SHORT PROBLEM: Separate out the lines that hold "BIRTHDAY".

GIVEN DATA:
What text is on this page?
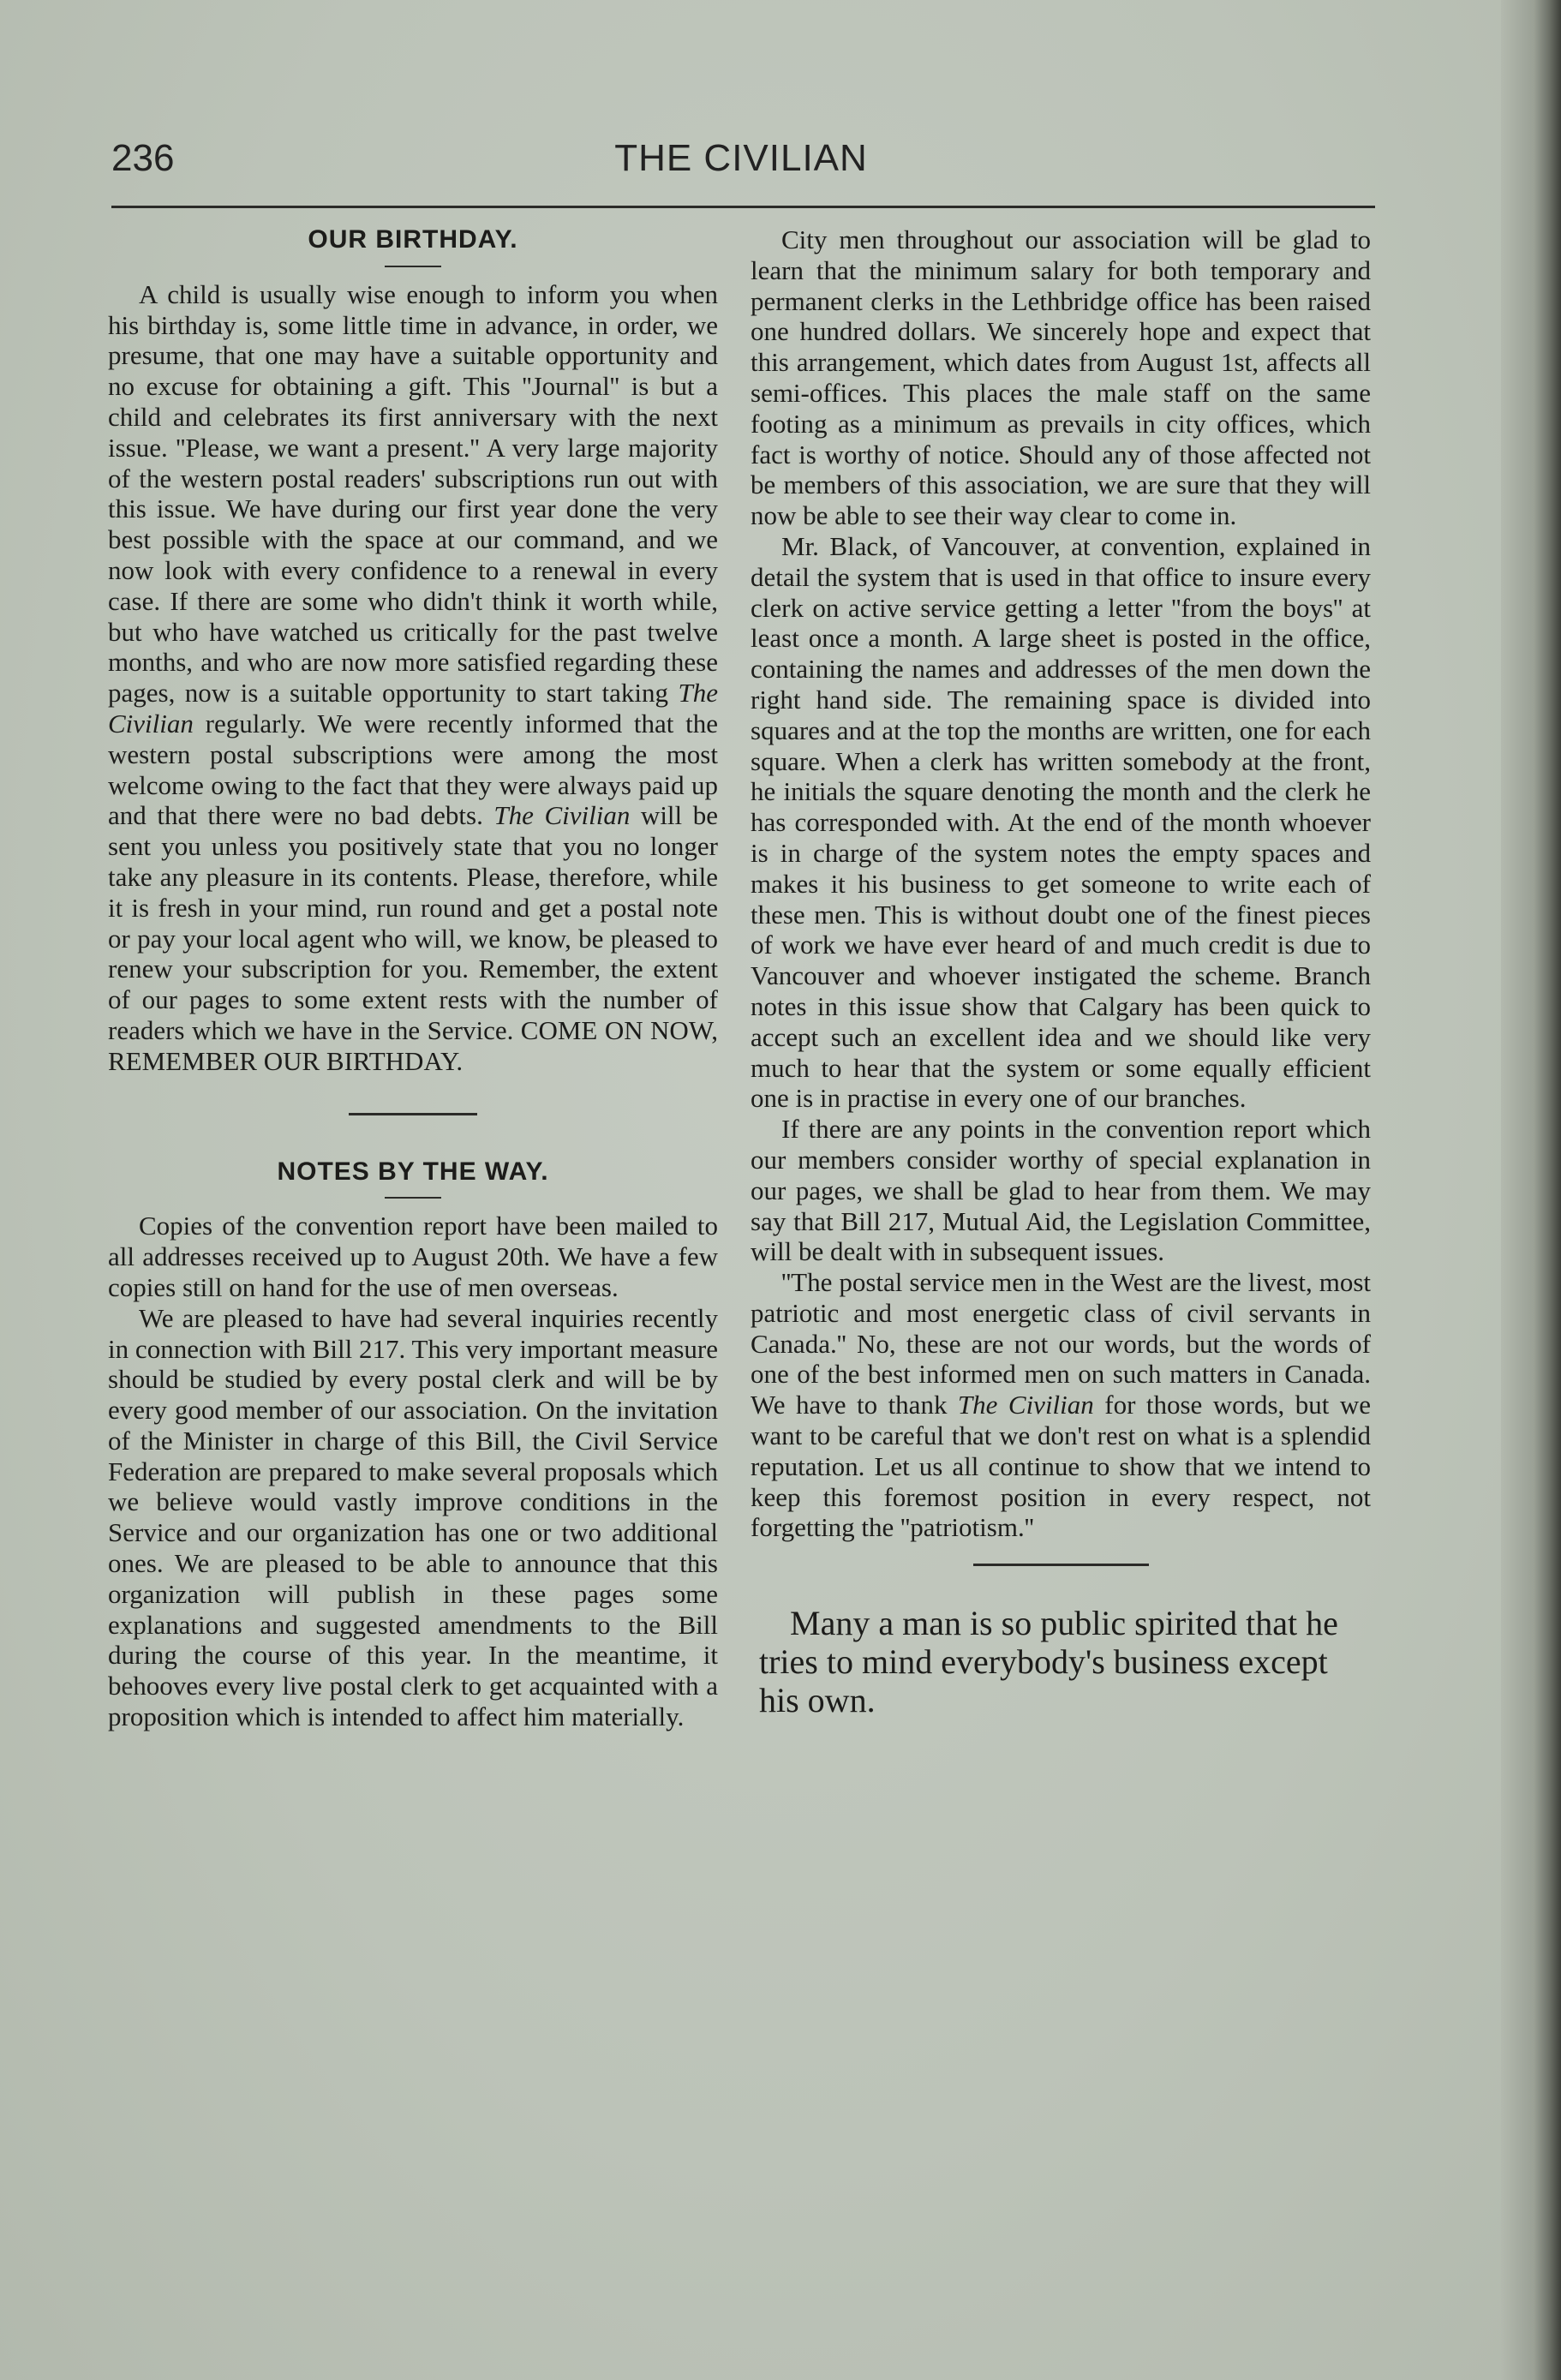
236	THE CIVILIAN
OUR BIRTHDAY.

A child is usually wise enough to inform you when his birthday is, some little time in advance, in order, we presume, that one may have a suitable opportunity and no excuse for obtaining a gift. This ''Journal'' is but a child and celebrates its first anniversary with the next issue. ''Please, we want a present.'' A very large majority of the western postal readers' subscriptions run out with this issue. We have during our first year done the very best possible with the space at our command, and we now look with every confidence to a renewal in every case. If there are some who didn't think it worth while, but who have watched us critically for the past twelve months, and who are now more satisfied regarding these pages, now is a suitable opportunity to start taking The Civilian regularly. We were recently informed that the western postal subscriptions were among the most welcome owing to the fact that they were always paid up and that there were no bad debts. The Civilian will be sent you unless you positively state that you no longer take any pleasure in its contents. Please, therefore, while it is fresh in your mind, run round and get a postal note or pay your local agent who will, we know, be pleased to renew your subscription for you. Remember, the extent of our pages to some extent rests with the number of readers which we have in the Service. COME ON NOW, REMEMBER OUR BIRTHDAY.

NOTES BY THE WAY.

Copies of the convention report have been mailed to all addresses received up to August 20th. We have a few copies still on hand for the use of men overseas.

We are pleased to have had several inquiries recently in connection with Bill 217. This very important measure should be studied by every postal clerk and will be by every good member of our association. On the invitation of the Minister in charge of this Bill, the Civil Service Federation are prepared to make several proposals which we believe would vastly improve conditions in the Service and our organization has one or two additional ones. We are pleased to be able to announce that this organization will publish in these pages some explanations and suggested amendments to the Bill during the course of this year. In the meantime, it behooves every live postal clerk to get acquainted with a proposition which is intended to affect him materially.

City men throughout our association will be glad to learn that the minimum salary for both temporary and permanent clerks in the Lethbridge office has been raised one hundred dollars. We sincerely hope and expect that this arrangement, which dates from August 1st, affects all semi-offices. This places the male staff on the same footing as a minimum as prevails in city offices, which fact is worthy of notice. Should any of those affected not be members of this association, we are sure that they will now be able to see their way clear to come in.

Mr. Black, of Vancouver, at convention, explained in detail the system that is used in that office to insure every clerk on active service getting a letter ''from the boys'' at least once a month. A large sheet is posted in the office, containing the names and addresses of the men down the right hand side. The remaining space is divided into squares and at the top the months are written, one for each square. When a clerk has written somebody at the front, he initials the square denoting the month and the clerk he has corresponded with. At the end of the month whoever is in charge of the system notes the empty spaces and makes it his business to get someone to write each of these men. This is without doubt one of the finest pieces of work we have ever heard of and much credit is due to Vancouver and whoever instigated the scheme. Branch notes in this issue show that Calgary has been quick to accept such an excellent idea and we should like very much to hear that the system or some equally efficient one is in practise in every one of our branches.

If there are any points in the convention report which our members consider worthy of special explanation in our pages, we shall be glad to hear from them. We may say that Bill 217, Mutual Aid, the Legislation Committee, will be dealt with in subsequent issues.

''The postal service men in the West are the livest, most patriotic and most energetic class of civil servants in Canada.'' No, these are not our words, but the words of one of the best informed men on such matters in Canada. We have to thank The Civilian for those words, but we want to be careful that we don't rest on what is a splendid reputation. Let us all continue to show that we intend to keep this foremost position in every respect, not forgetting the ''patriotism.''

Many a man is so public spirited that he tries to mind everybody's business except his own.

EXERCISE RESPONSE:
OUR BIRTHDAY.
A child is usually wise enough to inform you when his birthday is, some little time in advance, in order, we presume, that one may have a suitable opportunity and no excuse for obtaining a gift. This ''Journal'' is but a child and celebrates its first anniversary with the next issue. ''Please, we want a present.'' A very large majority of the western postal readers' subscriptions run out with this issue. We have during our first year done the very best possible with the space at our command, and we now look with every confidence to a renewal in every case. If there are some who didn't think it worth while, but who have watched us critically for the past twelve months, and who are now more satisfied regarding these pages, now is a suitable opportunity to start taking The Civilian regularly. We were recently informed that the western postal subscriptions were among the most welcome owing to the fact that they were always paid up and that there were no bad debts. The Civilian will be sent you unless you positively state that you no longer take any pleasure in its contents. Please, therefore, while it is fresh in your mind, run round and get a postal note or pay your local agent who will, we know, be pleased to renew your subscription for you. Remember, the extent of our pages to some extent rests with the number of readers which we have in the Service. COME ON NOW, REMEMBER OUR BIRTHDAY.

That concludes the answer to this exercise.